** Start of PROVIDED RECORDS **

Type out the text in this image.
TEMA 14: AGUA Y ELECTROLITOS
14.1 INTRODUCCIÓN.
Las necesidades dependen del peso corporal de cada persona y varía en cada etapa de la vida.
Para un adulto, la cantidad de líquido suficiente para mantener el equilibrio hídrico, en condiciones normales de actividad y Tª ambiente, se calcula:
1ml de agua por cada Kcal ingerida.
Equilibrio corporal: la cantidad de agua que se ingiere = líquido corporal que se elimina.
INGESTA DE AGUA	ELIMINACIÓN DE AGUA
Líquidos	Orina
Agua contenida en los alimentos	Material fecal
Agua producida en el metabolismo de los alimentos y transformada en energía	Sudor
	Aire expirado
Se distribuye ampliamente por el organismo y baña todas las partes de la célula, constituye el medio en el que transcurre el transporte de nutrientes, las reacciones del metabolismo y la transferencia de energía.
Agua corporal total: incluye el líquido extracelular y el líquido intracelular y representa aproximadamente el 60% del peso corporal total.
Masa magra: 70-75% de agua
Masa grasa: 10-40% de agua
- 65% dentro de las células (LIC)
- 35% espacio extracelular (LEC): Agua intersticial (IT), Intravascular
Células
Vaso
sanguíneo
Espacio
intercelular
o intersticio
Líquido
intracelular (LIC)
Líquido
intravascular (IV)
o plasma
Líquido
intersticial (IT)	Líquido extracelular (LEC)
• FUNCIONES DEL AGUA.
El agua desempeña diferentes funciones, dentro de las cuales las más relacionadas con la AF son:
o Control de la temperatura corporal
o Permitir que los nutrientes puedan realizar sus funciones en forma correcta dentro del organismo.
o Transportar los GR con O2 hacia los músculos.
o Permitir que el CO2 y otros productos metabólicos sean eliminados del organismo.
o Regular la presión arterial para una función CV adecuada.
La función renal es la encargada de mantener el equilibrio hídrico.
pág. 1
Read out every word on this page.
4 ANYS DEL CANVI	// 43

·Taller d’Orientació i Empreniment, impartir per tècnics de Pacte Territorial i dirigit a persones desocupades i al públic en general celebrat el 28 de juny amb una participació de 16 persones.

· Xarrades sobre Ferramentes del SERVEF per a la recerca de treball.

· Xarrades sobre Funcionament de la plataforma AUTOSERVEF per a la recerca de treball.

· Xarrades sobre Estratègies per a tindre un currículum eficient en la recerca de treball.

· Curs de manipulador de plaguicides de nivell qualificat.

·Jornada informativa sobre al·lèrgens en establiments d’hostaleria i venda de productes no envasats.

** End of PROVIDED RECORDS **

EXERCISE DESCRIPTION » Restate the records, all of them, precisely as written.

CORRECT RESPONSE »
Type out the text in this image.
TEMA 14: AGUA Y ELECTROLITOS
14.1 INTRODUCCIÓN.
Las necesidades dependen del peso corporal de cada persona y varía en cada etapa de la vida.
Para un adulto, la cantidad de líquido suficiente para mantener el equilibrio hídrico, en condiciones normales de actividad y Tª ambiente, se calcula:
1ml de agua por cada Kcal ingerida.
Equilibrio corporal: la cantidad de agua que se ingiere = líquido corporal que se elimina.
INGESTA DE AGUA	ELIMINACIÓN DE AGUA
Líquidos	Orina
Agua contenida en los alimentos	Material fecal
Agua producida en el metabolismo de los alimentos y transformada en energía	Sudor
	Aire expirado
Se distribuye ampliamente por el organismo y baña todas las partes de la célula, constituye el medio en el que transcurre el transporte de nutrientes, las reacciones del metabolismo y la transferencia de energía.
Agua corporal total: incluye el líquido extracelular y el líquido intracelular y representa aproximadamente el 60% del peso corporal total.
Masa magra: 70-75% de agua
Masa grasa: 10-40% de agua
- 65% dentro de las células (LIC)
- 35% espacio extracelular (LEC): Agua intersticial (IT), Intravascular
Células
Vaso
sanguíneo
Espacio
intercelular
o intersticio
Líquido
intracelular (LIC)
Líquido
intravascular (IV)
o plasma
Líquido
intersticial (IT)	Líquido extracelular (LEC)
• FUNCIONES DEL AGUA.
El agua desempeña diferentes funciones, dentro de las cuales las más relacionadas con la AF son:
o Control de la temperatura corporal
o Permitir que los nutrientes puedan realizar sus funciones en forma correcta dentro del organismo.
o Transportar los GR con O2 hacia los músculos.
o Permitir que el CO2 y otros productos metabólicos sean eliminados del organismo.
o Regular la presión arterial para una función CV adecuada.
La función renal es la encargada de mantener el equilibrio hídrico.
pág. 1
Read out every word on this page.
4 ANYS DEL CANVI	// 43

·Taller d’Orientació i Empreniment, impartir per tècnics de Pacte Territorial i dirigit a persones desocupades i al públic en general celebrat el 28 de juny amb una participació de 16 persones.

· Xarrades sobre Ferramentes del SERVEF per a la recerca de treball.

· Xarrades sobre Funcionament de la plataforma AUTOSERVEF per a la recerca de treball.

· Xarrades sobre Estratègies per a tindre un currículum eficient en la recerca de treball.

· Curs de manipulador de plaguicides de nivell qualificat.

·Jornada informativa sobre al·lèrgens en establiments d’hostaleria i venda de productes no envasats.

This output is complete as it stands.